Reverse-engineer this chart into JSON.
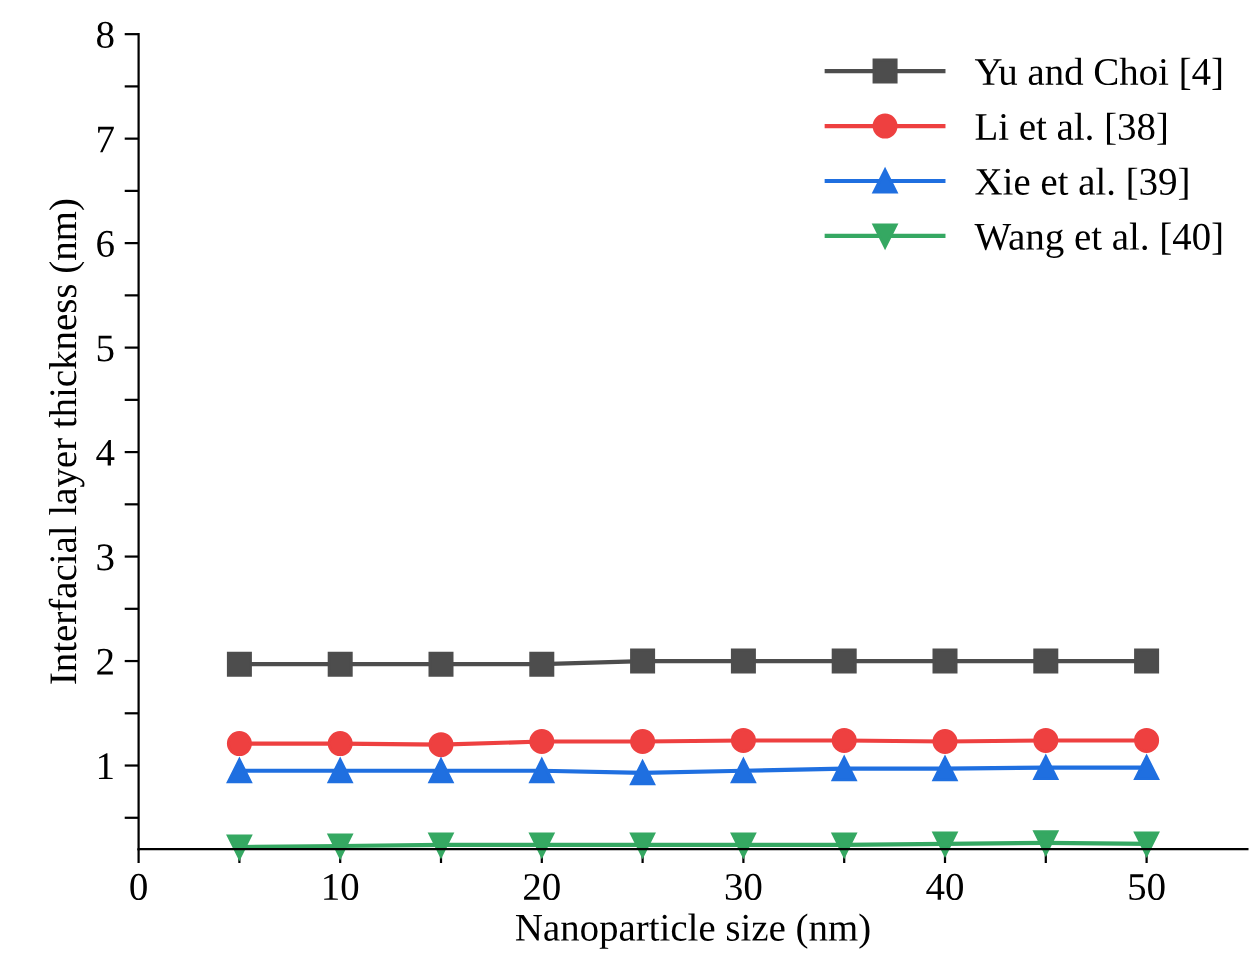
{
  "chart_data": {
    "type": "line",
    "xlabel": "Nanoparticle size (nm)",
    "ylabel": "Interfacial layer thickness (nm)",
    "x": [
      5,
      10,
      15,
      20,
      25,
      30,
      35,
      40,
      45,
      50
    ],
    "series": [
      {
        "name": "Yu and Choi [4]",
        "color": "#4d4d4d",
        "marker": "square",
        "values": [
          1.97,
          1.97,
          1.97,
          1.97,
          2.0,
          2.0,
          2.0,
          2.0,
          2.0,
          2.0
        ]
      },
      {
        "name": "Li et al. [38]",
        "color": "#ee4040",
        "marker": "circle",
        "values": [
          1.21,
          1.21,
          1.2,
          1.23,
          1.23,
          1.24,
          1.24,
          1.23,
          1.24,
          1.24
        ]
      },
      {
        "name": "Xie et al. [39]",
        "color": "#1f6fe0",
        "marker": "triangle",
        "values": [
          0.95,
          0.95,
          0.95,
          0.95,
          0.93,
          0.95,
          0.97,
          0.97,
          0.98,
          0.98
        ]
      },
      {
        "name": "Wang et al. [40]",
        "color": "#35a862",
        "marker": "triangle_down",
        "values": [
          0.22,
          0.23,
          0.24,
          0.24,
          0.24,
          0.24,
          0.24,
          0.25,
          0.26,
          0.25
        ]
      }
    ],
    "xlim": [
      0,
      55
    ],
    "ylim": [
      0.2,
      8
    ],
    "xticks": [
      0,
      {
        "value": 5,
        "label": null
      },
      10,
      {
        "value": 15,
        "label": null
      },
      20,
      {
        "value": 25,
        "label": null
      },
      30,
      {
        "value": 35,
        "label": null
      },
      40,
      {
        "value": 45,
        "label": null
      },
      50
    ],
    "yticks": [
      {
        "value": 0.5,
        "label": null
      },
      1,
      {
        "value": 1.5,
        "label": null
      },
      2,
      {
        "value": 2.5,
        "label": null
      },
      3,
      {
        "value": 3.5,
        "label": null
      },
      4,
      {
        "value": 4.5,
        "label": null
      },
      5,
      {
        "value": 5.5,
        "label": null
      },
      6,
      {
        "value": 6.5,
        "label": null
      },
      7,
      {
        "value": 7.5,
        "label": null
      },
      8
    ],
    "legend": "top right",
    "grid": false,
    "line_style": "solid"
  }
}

☆ ☆ ☆ ☆ ☆

Pictures don't belong in the copy. Restate all the entries exactly.

Reverse-engineer this chart into JSON.
{
  "chart_data": {
    "type": "line",
    "xlabel": "Nanoparticle size (nm)",
    "ylabel": "Interfacial layer thickness (nm)",
    "x": [
      5,
      10,
      15,
      20,
      25,
      30,
      35,
      40,
      45,
      50
    ],
    "series": [
      {
        "name": "Yu and Choi [4]",
        "color": "#4d4d4d",
        "marker": "square",
        "values": [
          1.97,
          1.97,
          1.97,
          1.97,
          2.0,
          2.0,
          2.0,
          2.0,
          2.0,
          2.0
        ]
      },
      {
        "name": "Li et al. [38]",
        "color": "#ee4040",
        "marker": "circle",
        "values": [
          1.21,
          1.21,
          1.2,
          1.23,
          1.23,
          1.24,
          1.24,
          1.23,
          1.24,
          1.24
        ]
      },
      {
        "name": "Xie et al. [39]",
        "color": "#1f6fe0",
        "marker": "triangle",
        "values": [
          0.95,
          0.95,
          0.95,
          0.95,
          0.93,
          0.95,
          0.97,
          0.97,
          0.98,
          0.98
        ]
      },
      {
        "name": "Wang et al. [40]",
        "color": "#35a862",
        "marker": "triangle_down",
        "values": [
          0.22,
          0.23,
          0.24,
          0.24,
          0.24,
          0.24,
          0.24,
          0.25,
          0.26,
          0.25
        ]
      }
    ],
    "xlim": [
      0,
      55
    ],
    "ylim": [
      0.2,
      8
    ],
    "xticks": [
      0,
      {
        "value": 5,
        "label": null
      },
      10,
      {
        "value": 15,
        "label": null
      },
      20,
      {
        "value": 25,
        "label": null
      },
      30,
      {
        "value": 35,
        "label": null
      },
      40,
      {
        "value": 45,
        "label": null
      },
      50
    ],
    "yticks": [
      {
        "value": 0.5,
        "label": null
      },
      1,
      {
        "value": 1.5,
        "label": null
      },
      2,
      {
        "value": 2.5,
        "label": null
      },
      3,
      {
        "value": 3.5,
        "label": null
      },
      4,
      {
        "value": 4.5,
        "label": null
      },
      5,
      {
        "value": 5.5,
        "label": null
      },
      6,
      {
        "value": 6.5,
        "label": null
      },
      7,
      {
        "value": 7.5,
        "label": null
      },
      8
    ],
    "legend": "top right",
    "grid": false,
    "line_style": "solid"
  }
}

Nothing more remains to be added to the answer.